[Begin]

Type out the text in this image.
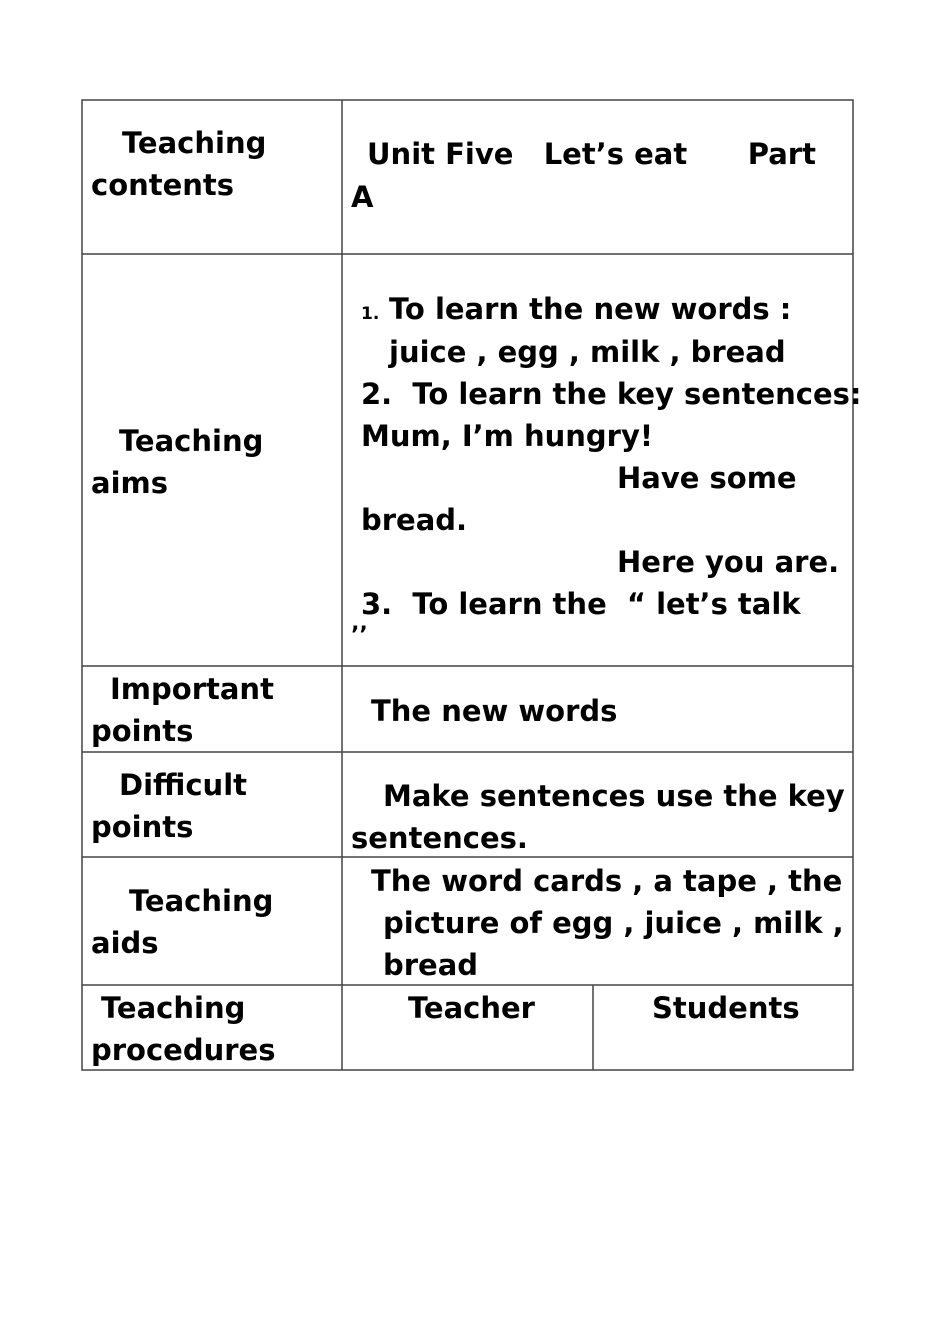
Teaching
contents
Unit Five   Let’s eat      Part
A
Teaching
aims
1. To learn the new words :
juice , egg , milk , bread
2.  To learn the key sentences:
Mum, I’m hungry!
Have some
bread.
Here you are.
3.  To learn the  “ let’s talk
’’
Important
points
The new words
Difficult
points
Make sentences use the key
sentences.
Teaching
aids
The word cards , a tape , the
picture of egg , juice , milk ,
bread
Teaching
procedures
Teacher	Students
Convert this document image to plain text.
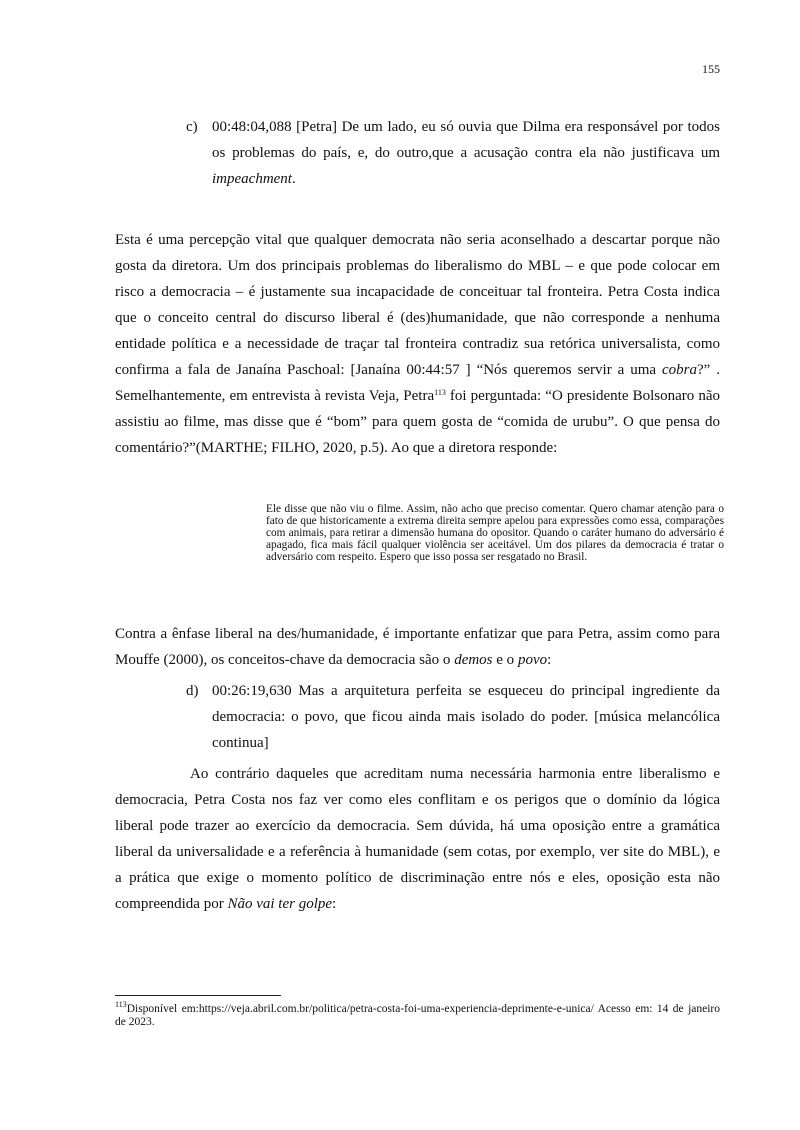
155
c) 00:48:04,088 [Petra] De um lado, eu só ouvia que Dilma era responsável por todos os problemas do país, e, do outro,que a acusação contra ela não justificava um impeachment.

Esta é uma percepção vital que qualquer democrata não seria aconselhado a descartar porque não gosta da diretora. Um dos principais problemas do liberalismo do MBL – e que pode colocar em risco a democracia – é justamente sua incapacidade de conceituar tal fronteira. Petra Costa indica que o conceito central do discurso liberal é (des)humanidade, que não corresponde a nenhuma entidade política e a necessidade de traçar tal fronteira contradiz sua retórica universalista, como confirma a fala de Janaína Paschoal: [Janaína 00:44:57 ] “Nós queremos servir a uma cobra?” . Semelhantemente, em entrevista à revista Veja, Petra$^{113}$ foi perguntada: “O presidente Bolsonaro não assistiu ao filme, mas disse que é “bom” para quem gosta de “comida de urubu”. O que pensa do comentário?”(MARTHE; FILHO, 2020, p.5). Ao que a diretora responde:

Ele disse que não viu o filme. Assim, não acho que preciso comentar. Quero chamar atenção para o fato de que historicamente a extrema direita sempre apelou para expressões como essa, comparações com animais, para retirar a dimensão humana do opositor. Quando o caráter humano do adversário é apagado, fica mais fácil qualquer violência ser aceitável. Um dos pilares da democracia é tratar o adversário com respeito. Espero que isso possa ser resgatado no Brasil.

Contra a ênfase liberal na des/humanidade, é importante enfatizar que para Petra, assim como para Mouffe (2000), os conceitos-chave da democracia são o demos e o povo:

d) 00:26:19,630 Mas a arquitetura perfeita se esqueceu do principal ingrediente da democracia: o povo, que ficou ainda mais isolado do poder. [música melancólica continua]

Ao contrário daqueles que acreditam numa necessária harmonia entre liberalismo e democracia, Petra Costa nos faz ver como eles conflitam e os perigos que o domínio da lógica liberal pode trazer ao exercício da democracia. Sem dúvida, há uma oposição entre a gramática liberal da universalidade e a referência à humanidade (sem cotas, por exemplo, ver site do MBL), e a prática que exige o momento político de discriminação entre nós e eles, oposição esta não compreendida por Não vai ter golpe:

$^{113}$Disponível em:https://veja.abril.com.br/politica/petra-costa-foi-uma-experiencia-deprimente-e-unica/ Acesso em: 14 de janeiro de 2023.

[End]
[Begin]

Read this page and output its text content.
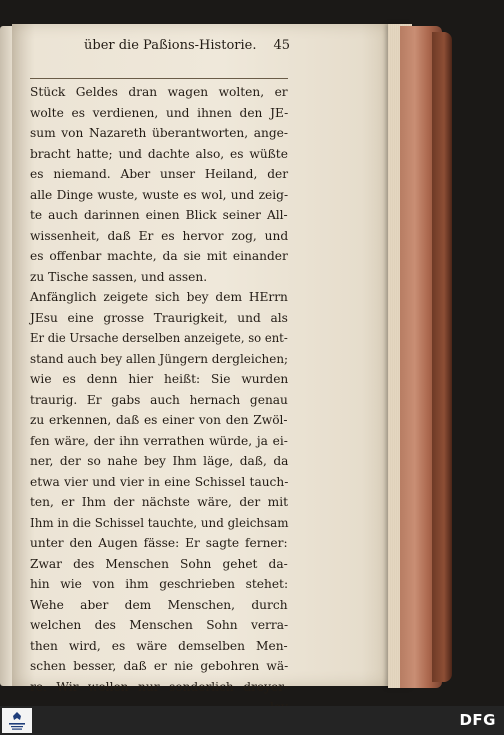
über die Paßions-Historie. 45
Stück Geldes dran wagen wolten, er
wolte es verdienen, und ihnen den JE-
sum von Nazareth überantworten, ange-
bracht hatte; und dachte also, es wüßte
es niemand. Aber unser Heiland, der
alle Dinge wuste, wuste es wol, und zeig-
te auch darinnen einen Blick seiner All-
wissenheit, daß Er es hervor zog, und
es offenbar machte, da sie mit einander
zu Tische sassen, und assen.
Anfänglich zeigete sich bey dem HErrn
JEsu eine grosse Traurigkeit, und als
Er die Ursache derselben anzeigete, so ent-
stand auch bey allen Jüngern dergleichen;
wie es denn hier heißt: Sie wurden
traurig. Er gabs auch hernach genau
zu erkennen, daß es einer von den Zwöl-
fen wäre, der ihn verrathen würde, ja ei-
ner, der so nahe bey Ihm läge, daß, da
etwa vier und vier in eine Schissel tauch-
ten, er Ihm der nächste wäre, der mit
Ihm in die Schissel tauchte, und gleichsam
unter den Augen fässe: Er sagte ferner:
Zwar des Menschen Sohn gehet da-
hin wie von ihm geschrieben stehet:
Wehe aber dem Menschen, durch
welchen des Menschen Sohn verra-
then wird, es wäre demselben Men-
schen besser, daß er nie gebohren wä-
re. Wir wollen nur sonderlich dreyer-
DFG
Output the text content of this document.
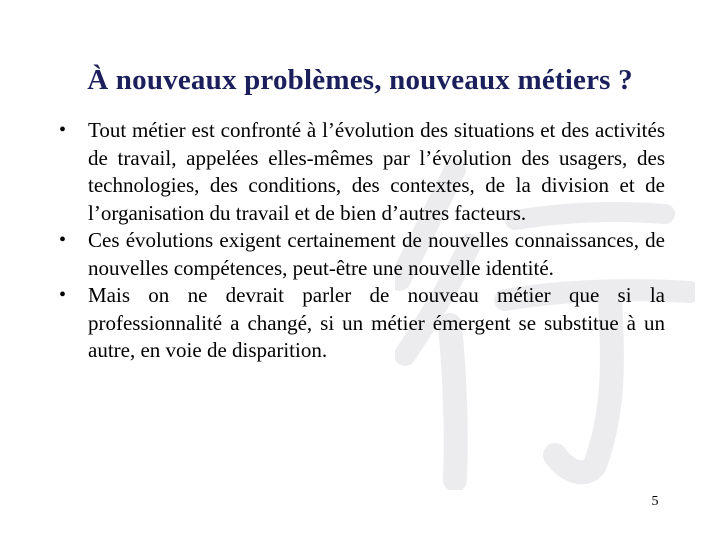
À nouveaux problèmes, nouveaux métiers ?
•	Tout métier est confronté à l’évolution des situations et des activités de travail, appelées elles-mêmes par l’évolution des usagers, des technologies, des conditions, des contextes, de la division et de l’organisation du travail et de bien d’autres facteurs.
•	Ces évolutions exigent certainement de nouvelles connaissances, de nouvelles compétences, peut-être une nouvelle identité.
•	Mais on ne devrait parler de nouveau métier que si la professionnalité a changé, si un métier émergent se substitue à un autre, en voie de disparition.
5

[End]

## Required task
Filter lines by "Schissel" and return each hit.

## Solution for this task
etwa vier und vier in eine Schissel tauch-
Ihm in die Schissel tauchte, und gleichsam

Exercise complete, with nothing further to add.